====== LISTED ENTRIES

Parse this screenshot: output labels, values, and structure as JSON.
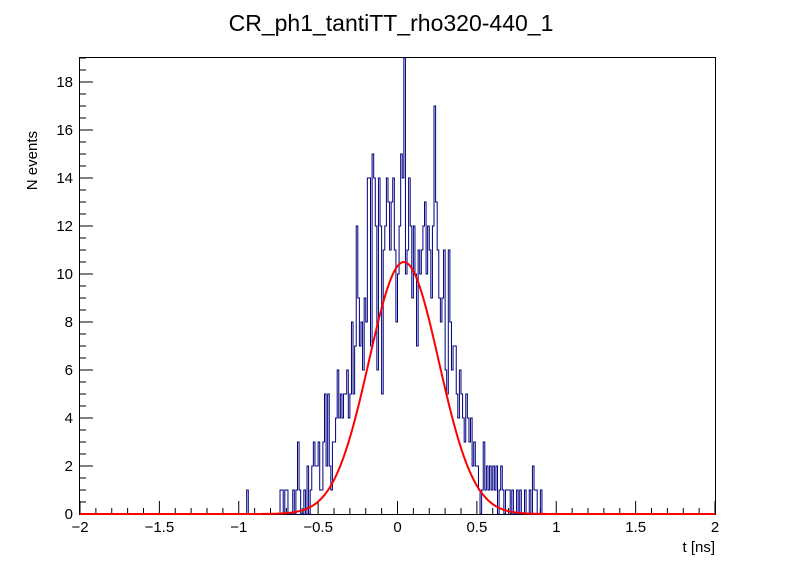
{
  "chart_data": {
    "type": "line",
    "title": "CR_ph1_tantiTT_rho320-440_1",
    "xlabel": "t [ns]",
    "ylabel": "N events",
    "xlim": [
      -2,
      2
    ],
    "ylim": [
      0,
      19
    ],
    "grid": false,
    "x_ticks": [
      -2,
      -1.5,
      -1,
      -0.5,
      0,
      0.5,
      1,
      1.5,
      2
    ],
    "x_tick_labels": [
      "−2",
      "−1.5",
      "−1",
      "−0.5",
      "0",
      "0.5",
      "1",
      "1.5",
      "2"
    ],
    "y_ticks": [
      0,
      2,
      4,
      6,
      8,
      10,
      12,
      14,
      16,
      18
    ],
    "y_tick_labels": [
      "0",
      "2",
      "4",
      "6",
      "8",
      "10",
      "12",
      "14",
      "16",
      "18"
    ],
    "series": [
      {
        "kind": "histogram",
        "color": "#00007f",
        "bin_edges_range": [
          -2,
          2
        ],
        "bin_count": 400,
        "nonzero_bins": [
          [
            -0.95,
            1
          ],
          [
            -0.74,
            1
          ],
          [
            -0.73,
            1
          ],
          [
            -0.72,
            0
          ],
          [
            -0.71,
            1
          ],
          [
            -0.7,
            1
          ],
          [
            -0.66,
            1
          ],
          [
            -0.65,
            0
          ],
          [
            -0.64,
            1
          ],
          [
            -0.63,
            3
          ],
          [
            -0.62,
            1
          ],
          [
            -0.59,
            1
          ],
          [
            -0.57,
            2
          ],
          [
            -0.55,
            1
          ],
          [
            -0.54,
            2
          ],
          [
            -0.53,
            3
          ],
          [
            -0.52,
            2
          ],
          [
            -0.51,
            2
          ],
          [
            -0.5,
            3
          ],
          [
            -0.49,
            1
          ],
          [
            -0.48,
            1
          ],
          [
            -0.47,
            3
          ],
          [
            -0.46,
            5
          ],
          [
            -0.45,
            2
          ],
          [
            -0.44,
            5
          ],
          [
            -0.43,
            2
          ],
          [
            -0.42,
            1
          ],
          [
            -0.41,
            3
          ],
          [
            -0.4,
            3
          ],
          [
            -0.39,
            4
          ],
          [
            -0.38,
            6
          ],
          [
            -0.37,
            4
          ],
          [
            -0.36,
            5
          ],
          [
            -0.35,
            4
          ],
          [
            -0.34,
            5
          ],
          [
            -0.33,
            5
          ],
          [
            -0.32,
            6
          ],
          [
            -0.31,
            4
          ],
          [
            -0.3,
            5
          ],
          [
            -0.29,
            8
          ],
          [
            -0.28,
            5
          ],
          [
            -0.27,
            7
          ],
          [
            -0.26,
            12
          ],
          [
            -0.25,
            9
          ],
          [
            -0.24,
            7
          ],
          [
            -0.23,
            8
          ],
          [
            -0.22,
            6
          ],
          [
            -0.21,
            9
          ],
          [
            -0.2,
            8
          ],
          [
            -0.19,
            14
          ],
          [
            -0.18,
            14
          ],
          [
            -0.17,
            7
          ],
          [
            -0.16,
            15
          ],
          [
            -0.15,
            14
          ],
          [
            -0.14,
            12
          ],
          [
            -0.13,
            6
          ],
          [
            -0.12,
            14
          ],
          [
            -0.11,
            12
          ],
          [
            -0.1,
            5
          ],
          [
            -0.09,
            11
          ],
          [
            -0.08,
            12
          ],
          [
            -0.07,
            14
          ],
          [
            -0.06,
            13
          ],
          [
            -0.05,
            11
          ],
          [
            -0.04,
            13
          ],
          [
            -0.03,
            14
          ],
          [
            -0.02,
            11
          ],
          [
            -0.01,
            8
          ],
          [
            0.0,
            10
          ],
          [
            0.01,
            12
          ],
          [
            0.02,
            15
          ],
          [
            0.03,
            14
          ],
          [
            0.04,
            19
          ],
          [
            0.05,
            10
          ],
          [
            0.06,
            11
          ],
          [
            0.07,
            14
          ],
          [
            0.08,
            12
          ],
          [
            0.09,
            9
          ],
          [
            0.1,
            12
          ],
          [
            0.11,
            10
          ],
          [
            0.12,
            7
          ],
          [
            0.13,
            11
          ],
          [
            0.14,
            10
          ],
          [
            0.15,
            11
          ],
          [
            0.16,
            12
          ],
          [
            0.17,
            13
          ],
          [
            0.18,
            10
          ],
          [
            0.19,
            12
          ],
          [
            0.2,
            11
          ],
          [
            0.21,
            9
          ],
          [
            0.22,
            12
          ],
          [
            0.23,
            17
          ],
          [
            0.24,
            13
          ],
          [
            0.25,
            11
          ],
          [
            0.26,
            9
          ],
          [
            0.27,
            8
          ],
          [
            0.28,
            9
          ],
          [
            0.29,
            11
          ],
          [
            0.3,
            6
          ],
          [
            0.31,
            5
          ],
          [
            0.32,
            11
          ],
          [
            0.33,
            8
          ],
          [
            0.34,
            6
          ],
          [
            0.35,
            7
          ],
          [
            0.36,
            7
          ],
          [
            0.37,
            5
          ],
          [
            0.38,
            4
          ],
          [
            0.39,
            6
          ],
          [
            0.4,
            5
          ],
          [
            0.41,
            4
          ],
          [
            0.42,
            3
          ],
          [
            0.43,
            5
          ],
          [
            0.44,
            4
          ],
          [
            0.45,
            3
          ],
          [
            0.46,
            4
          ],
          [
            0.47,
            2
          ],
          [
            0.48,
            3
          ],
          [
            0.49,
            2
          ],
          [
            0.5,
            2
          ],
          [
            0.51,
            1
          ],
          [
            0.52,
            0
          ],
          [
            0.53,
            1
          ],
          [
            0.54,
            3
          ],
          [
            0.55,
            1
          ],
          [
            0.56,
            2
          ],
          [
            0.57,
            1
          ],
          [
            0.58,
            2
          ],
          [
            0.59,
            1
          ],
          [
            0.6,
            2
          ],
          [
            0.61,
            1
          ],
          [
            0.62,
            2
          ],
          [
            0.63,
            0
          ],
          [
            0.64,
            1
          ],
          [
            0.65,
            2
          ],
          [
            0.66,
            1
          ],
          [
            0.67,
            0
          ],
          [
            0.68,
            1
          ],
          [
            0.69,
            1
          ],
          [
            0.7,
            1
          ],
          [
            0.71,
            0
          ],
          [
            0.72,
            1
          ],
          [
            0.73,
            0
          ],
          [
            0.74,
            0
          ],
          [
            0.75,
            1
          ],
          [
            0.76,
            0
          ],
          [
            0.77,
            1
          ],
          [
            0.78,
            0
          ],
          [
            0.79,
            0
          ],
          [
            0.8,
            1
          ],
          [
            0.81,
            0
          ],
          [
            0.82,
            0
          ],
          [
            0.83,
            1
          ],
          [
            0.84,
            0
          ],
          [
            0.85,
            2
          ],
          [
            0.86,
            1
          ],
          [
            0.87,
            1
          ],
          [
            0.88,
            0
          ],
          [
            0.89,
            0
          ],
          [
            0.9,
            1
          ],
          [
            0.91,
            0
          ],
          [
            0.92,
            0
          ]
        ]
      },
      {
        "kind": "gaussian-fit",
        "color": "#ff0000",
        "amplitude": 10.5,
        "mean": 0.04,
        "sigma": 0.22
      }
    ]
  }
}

============

*TASK GOAL*: All of the lines above should be printed exactly, minus the pictures.

*WRITTEN RESPONSE*:
Parse this screenshot: output labels, values, and structure as JSON.
{
  "chart_data": {
    "type": "line",
    "title": "CR_ph1_tantiTT_rho320-440_1",
    "xlabel": "t [ns]",
    "ylabel": "N events",
    "xlim": [
      -2,
      2
    ],
    "ylim": [
      0,
      19
    ],
    "grid": false,
    "x_ticks": [
      -2,
      -1.5,
      -1,
      -0.5,
      0,
      0.5,
      1,
      1.5,
      2
    ],
    "x_tick_labels": [
      "−2",
      "−1.5",
      "−1",
      "−0.5",
      "0",
      "0.5",
      "1",
      "1.5",
      "2"
    ],
    "y_ticks": [
      0,
      2,
      4,
      6,
      8,
      10,
      12,
      14,
      16,
      18
    ],
    "y_tick_labels": [
      "0",
      "2",
      "4",
      "6",
      "8",
      "10",
      "12",
      "14",
      "16",
      "18"
    ],
    "series": [
      {
        "kind": "histogram",
        "color": "#00007f",
        "bin_edges_range": [
          -2,
          2
        ],
        "bin_count": 400,
        "nonzero_bins": [
          [
            -0.95,
            1
          ],
          [
            -0.74,
            1
          ],
          [
            -0.73,
            1
          ],
          [
            -0.72,
            0
          ],
          [
            -0.71,
            1
          ],
          [
            -0.7,
            1
          ],
          [
            -0.66,
            1
          ],
          [
            -0.65,
            0
          ],
          [
            -0.64,
            1
          ],
          [
            -0.63,
            3
          ],
          [
            -0.62,
            1
          ],
          [
            -0.59,
            1
          ],
          [
            -0.57,
            2
          ],
          [
            -0.55,
            1
          ],
          [
            -0.54,
            2
          ],
          [
            -0.53,
            3
          ],
          [
            -0.52,
            2
          ],
          [
            -0.51,
            2
          ],
          [
            -0.5,
            3
          ],
          [
            -0.49,
            1
          ],
          [
            -0.48,
            1
          ],
          [
            -0.47,
            3
          ],
          [
            -0.46,
            5
          ],
          [
            -0.45,
            2
          ],
          [
            -0.44,
            5
          ],
          [
            -0.43,
            2
          ],
          [
            -0.42,
            1
          ],
          [
            -0.41,
            3
          ],
          [
            -0.4,
            3
          ],
          [
            -0.39,
            4
          ],
          [
            -0.38,
            6
          ],
          [
            -0.37,
            4
          ],
          [
            -0.36,
            5
          ],
          [
            -0.35,
            4
          ],
          [
            -0.34,
            5
          ],
          [
            -0.33,
            5
          ],
          [
            -0.32,
            6
          ],
          [
            -0.31,
            4
          ],
          [
            -0.3,
            5
          ],
          [
            -0.29,
            8
          ],
          [
            -0.28,
            5
          ],
          [
            -0.27,
            7
          ],
          [
            -0.26,
            12
          ],
          [
            -0.25,
            9
          ],
          [
            -0.24,
            7
          ],
          [
            -0.23,
            8
          ],
          [
            -0.22,
            6
          ],
          [
            -0.21,
            9
          ],
          [
            -0.2,
            8
          ],
          [
            -0.19,
            14
          ],
          [
            -0.18,
            14
          ],
          [
            -0.17,
            7
          ],
          [
            -0.16,
            15
          ],
          [
            -0.15,
            14
          ],
          [
            -0.14,
            12
          ],
          [
            -0.13,
            6
          ],
          [
            -0.12,
            14
          ],
          [
            -0.11,
            12
          ],
          [
            -0.1,
            5
          ],
          [
            -0.09,
            11
          ],
          [
            -0.08,
            12
          ],
          [
            -0.07,
            14
          ],
          [
            -0.06,
            13
          ],
          [
            -0.05,
            11
          ],
          [
            -0.04,
            13
          ],
          [
            -0.03,
            14
          ],
          [
            -0.02,
            11
          ],
          [
            -0.01,
            8
          ],
          [
            0.0,
            10
          ],
          [
            0.01,
            12
          ],
          [
            0.02,
            15
          ],
          [
            0.03,
            14
          ],
          [
            0.04,
            19
          ],
          [
            0.05,
            10
          ],
          [
            0.06,
            11
          ],
          [
            0.07,
            14
          ],
          [
            0.08,
            12
          ],
          [
            0.09,
            9
          ],
          [
            0.1,
            12
          ],
          [
            0.11,
            10
          ],
          [
            0.12,
            7
          ],
          [
            0.13,
            11
          ],
          [
            0.14,
            10
          ],
          [
            0.15,
            11
          ],
          [
            0.16,
            12
          ],
          [
            0.17,
            13
          ],
          [
            0.18,
            10
          ],
          [
            0.19,
            12
          ],
          [
            0.2,
            11
          ],
          [
            0.21,
            9
          ],
          [
            0.22,
            12
          ],
          [
            0.23,
            17
          ],
          [
            0.24,
            13
          ],
          [
            0.25,
            11
          ],
          [
            0.26,
            9
          ],
          [
            0.27,
            8
          ],
          [
            0.28,
            9
          ],
          [
            0.29,
            11
          ],
          [
            0.3,
            6
          ],
          [
            0.31,
            5
          ],
          [
            0.32,
            11
          ],
          [
            0.33,
            8
          ],
          [
            0.34,
            6
          ],
          [
            0.35,
            7
          ],
          [
            0.36,
            7
          ],
          [
            0.37,
            5
          ],
          [
            0.38,
            4
          ],
          [
            0.39,
            6
          ],
          [
            0.4,
            5
          ],
          [
            0.41,
            4
          ],
          [
            0.42,
            3
          ],
          [
            0.43,
            5
          ],
          [
            0.44,
            4
          ],
          [
            0.45,
            3
          ],
          [
            0.46,
            4
          ],
          [
            0.47,
            2
          ],
          [
            0.48,
            3
          ],
          [
            0.49,
            2
          ],
          [
            0.5,
            2
          ],
          [
            0.51,
            1
          ],
          [
            0.52,
            0
          ],
          [
            0.53,
            1
          ],
          [
            0.54,
            3
          ],
          [
            0.55,
            1
          ],
          [
            0.56,
            2
          ],
          [
            0.57,
            1
          ],
          [
            0.58,
            2
          ],
          [
            0.59,
            1
          ],
          [
            0.6,
            2
          ],
          [
            0.61,
            1
          ],
          [
            0.62,
            2
          ],
          [
            0.63,
            0
          ],
          [
            0.64,
            1
          ],
          [
            0.65,
            2
          ],
          [
            0.66,
            1
          ],
          [
            0.67,
            0
          ],
          [
            0.68,
            1
          ],
          [
            0.69,
            1
          ],
          [
            0.7,
            1
          ],
          [
            0.71,
            0
          ],
          [
            0.72,
            1
          ],
          [
            0.73,
            0
          ],
          [
            0.74,
            0
          ],
          [
            0.75,
            1
          ],
          [
            0.76,
            0
          ],
          [
            0.77,
            1
          ],
          [
            0.78,
            0
          ],
          [
            0.79,
            0
          ],
          [
            0.8,
            1
          ],
          [
            0.81,
            0
          ],
          [
            0.82,
            0
          ],
          [
            0.83,
            1
          ],
          [
            0.84,
            0
          ],
          [
            0.85,
            2
          ],
          [
            0.86,
            1
          ],
          [
            0.87,
            1
          ],
          [
            0.88,
            0
          ],
          [
            0.89,
            0
          ],
          [
            0.9,
            1
          ],
          [
            0.91,
            0
          ],
          [
            0.92,
            0
          ]
        ]
      },
      {
        "kind": "gaussian-fit",
        "color": "#ff0000",
        "amplitude": 10.5,
        "mean": 0.04,
        "sigma": 0.22
      }
    ]
  }
}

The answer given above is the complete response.